(What needs to be done) Look through the material below. Copy each line that contains the string "LEFT".

━━━━━ Exercise input ━━━━━

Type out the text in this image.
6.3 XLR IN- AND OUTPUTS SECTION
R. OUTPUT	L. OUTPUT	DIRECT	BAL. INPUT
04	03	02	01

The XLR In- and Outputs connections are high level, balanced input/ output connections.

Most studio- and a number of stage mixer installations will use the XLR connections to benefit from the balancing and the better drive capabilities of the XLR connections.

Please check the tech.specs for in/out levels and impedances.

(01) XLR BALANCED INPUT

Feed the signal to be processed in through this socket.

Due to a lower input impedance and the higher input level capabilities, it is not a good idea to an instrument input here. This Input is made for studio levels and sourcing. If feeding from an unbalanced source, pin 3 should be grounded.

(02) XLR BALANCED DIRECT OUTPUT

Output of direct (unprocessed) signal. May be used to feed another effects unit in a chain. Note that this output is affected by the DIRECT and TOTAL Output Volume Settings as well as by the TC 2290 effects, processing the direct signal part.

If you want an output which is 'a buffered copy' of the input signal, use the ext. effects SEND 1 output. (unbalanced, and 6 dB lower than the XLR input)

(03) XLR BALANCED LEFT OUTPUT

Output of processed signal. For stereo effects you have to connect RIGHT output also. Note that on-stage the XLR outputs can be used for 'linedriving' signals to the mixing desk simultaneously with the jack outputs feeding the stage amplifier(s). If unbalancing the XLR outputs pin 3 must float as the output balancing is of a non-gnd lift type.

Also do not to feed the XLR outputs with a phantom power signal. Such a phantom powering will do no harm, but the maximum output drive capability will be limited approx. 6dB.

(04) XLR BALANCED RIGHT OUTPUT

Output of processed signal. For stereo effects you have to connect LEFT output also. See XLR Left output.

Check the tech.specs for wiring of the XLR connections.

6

━━━━━

(Final answer)
(03) XLR BALANCED LEFT OUTPUT
Output of processed signal. For stereo effects you have to connect LEFT output also. See XLR Left output.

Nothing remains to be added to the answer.